====== Input ======
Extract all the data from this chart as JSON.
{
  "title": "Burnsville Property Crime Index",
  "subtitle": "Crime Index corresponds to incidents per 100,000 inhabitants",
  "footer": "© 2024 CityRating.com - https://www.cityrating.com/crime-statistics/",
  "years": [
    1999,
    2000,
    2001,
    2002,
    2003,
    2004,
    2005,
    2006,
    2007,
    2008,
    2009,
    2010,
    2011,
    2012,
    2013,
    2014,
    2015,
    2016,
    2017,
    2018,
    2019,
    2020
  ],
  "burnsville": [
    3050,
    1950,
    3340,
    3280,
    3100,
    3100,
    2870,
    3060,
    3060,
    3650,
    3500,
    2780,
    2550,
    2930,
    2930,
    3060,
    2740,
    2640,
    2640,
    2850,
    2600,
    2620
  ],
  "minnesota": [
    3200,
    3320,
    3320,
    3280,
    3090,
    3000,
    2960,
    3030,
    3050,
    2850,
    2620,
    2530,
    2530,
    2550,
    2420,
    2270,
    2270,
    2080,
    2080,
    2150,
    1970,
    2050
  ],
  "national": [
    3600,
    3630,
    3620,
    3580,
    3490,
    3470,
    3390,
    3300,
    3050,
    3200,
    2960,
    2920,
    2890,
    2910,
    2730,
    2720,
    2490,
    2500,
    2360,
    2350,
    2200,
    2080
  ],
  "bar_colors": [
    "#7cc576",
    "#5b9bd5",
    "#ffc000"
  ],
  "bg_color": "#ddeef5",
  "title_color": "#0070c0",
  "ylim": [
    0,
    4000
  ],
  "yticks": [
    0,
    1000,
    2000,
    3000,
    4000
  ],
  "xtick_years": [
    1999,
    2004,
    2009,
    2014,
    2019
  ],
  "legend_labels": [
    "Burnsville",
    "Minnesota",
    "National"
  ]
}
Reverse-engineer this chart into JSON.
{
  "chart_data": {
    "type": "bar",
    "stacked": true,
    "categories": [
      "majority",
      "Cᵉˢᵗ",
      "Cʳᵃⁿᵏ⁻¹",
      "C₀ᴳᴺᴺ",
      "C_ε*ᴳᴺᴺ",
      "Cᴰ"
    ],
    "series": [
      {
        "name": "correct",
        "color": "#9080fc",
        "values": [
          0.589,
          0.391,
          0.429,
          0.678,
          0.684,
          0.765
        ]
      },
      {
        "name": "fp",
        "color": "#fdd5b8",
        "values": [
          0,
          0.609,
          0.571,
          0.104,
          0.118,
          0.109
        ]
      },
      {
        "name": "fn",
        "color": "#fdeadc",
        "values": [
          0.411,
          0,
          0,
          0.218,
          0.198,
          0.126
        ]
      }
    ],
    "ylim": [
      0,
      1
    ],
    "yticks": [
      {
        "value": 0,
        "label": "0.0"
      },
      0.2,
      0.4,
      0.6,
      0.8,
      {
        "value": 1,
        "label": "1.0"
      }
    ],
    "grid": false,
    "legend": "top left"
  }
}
======
=== Given instruction ===
Please repeat all the records above exactly as they appear.

=== Solution for this task ===
Extract all the data from this chart as JSON.
{
  "title": "Burnsville Property Crime Index",
  "subtitle": "Crime Index corresponds to incidents per 100,000 inhabitants",
  "footer": "© 2024 CityRating.com - https://www.cityrating.com/crime-statistics/",
  "years": [
    1999,
    2000,
    2001,
    2002,
    2003,
    2004,
    2005,
    2006,
    2007,
    2008,
    2009,
    2010,
    2011,
    2012,
    2013,
    2014,
    2015,
    2016,
    2017,
    2018,
    2019,
    2020
  ],
  "burnsville": [
    3050,
    1950,
    3340,
    3280,
    3100,
    3100,
    2870,
    3060,
    3060,
    3650,
    3500,
    2780,
    2550,
    2930,
    2930,
    3060,
    2740,
    2640,
    2640,
    2850,
    2600,
    2620
  ],
  "minnesota": [
    3200,
    3320,
    3320,
    3280,
    3090,
    3000,
    2960,
    3030,
    3050,
    2850,
    2620,
    2530,
    2530,
    2550,
    2420,
    2270,
    2270,
    2080,
    2080,
    2150,
    1970,
    2050
  ],
  "national": [
    3600,
    3630,
    3620,
    3580,
    3490,
    3470,
    3390,
    3300,
    3050,
    3200,
    2960,
    2920,
    2890,
    2910,
    2730,
    2720,
    2490,
    2500,
    2360,
    2350,
    2200,
    2080
  ],
  "bar_colors": [
    "#7cc576",
    "#5b9bd5",
    "#ffc000"
  ],
  "bg_color": "#ddeef5",
  "title_color": "#0070c0",
  "ylim": [
    0,
    4000
  ],
  "yticks": [
    0,
    1000,
    2000,
    3000,
    4000
  ],
  "xtick_years": [
    1999,
    2004,
    2009,
    2014,
    2019
  ],
  "legend_labels": [
    "Burnsville",
    "Minnesota",
    "National"
  ]
}
Reverse-engineer this chart into JSON.
{
  "chart_data": {
    "type": "bar",
    "stacked": true,
    "categories": [
      "majority",
      "Cᵉˢᵗ",
      "Cʳᵃⁿᵏ⁻¹",
      "C₀ᴳᴺᴺ",
      "C_ε*ᴳᴺᴺ",
      "Cᴰ"
    ],
    "series": [
      {
        "name": "correct",
        "color": "#9080fc",
        "values": [
          0.589,
          0.391,
          0.429,
          0.678,
          0.684,
          0.765
        ]
      },
      {
        "name": "fp",
        "color": "#fdd5b8",
        "values": [
          0,
          0.609,
          0.571,
          0.104,
          0.118,
          0.109
        ]
      },
      {
        "name": "fn",
        "color": "#fdeadc",
        "values": [
          0.411,
          0,
          0,
          0.218,
          0.198,
          0.126
        ]
      }
    ],
    "ylim": [
      0,
      1
    ],
    "yticks": [
      {
        "value": 0,
        "label": "0.0"
      },
      0.2,
      0.4,
      0.6,
      0.8,
      {
        "value": 1,
        "label": "1.0"
      }
    ],
    "grid": false,
    "legend": "top left"
  }
}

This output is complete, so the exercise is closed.